— BEGIN —
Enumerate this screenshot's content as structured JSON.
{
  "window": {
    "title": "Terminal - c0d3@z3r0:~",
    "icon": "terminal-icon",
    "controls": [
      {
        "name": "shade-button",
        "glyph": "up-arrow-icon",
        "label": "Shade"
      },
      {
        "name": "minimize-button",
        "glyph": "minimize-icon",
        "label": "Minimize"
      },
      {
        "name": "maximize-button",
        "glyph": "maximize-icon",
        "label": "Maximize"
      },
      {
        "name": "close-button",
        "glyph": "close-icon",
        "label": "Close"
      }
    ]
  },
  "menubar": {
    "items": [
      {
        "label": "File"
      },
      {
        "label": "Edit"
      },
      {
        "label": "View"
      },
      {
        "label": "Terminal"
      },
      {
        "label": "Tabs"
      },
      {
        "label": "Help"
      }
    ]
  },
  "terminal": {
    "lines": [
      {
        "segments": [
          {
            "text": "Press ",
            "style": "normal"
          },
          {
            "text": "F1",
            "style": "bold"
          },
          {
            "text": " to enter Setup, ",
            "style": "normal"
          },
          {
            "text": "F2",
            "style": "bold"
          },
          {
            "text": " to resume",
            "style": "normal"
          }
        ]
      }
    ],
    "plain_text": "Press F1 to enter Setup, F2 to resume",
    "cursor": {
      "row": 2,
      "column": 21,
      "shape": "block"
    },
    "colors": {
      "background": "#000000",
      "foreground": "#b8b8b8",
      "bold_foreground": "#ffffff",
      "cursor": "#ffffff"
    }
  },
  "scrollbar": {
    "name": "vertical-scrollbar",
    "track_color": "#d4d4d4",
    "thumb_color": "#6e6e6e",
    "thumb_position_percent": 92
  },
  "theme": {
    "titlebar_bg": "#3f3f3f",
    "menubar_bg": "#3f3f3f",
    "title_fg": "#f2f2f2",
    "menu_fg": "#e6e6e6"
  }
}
— END —
THE EXERCISE: Read the entries and show each line that mentions "resume".

REPLY:
            "text": " to resume",
    "plain_text": "Press F1 to enter Setup, F2 to resume",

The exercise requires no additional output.